> **Instruction**
Omit all pictures and give the records below again exactly as written.

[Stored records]
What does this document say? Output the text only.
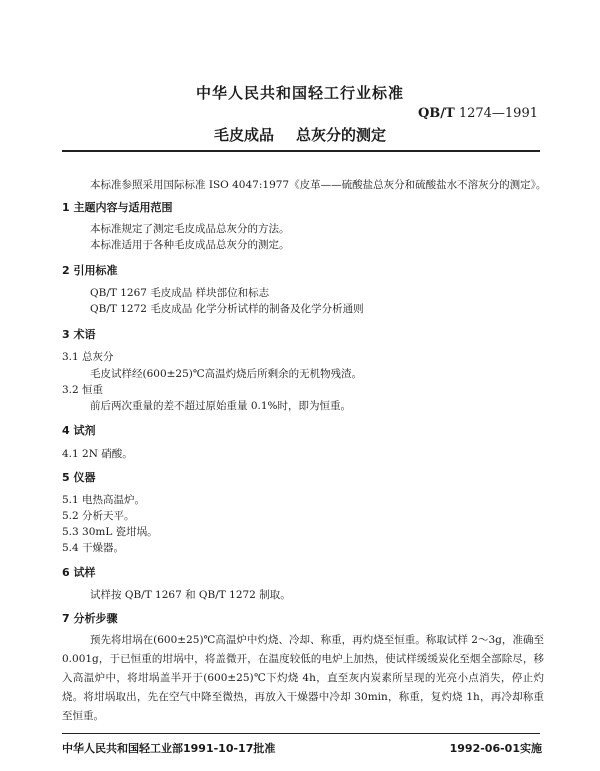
中华人民共和国轻工行业标准
QB/T 1274—1991
毛皮成品 总灰分的测定
本标准参照采用国际标准 ISO 4047:1977《皮革——硫酸盐总灰分和硫酸盐水不溶灰分的测定》。
1 主题内容与适用范围
本标准规定了测定毛皮成品总灰分的方法。
本标准适用于各种毛皮成品总灰分的测定。
2 引用标准
QB/T 1267 毛皮成品 样块部位和标志
QB/T 1272 毛皮成品 化学分析试样的制备及化学分析通则
3 术语
3.1 总灰分
毛皮试样经(600±25)℃高温灼烧后所剩余的无机物残渣。
3.2 恒重
前后两次重量的差不超过原始重量 0.1%时，即为恒重。
4 试剂
4.1 2N 硝酸。
5 仪器
5.1 电热高温炉。
5.2 分析天平。
5.3 30mL 瓷坩埚。
5.4 干燥器。
6 试样
试样按 QB/T 1267 和 QB/T 1272 制取。
7 分析步骤
预先将坩埚在(600±25)℃高温炉中灼烧、冷却、称重，再灼烧至恒重。称取试样 2～3g，准确至0.001g，于已恒重的坩埚中，将盖微开，在温度较低的电炉上加热，使试样缓缓炭化至烟全部除尽，移入高温炉中，将坩埚盖半开于(600±25)℃下灼烧 4h，直至灰内炭素所呈现的光亮小点消失，停止灼烧。将坩埚取出，先在空气中降至微热，再放入干燥器中冷却 30min，称重，复灼烧 1h，再冷却称重至恒重。
中华人民共和国轻工业部1991-10-17批准	1992-06-01实施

> **Answer to this task**
What does this document say? Output the text only.
中华人民共和国轻工行业标准
QB/T 1274—1991
毛皮成品 总灰分的测定
本标准参照采用国际标准 ISO 4047:1977《皮革——硫酸盐总灰分和硫酸盐水不溶灰分的测定》。
1 主题内容与适用范围
本标准规定了测定毛皮成品总灰分的方法。
本标准适用于各种毛皮成品总灰分的测定。
2 引用标准
QB/T 1267 毛皮成品 样块部位和标志
QB/T 1272 毛皮成品 化学分析试样的制备及化学分析通则
3 术语
3.1 总灰分
毛皮试样经(600±25)℃高温灼烧后所剩余的无机物残渣。
3.2 恒重
前后两次重量的差不超过原始重量 0.1%时，即为恒重。
4 试剂
4.1 2N 硝酸。
5 仪器
5.1 电热高温炉。
5.2 分析天平。
5.3 30mL 瓷坩埚。
5.4 干燥器。
6 试样
试样按 QB/T 1267 和 QB/T 1272 制取。
7 分析步骤
预先将坩埚在(600±25)℃高温炉中灼烧、冷却、称重，再灼烧至恒重。称取试样 2～3g，准确至0.001g，于已恒重的坩埚中，将盖微开，在温度较低的电炉上加热，使试样缓缓炭化至烟全部除尽，移入高温炉中，将坩埚盖半开于(600±25)℃下灼烧 4h，直至灰内炭素所呈现的光亮小点消失，停止灼烧。将坩埚取出，先在空气中降至微热，再放入干燥器中冷却 30min，称重，复灼烧 1h，再冷却称重至恒重。
中华人民共和国轻工业部1991-10-17批准	1992-06-01实施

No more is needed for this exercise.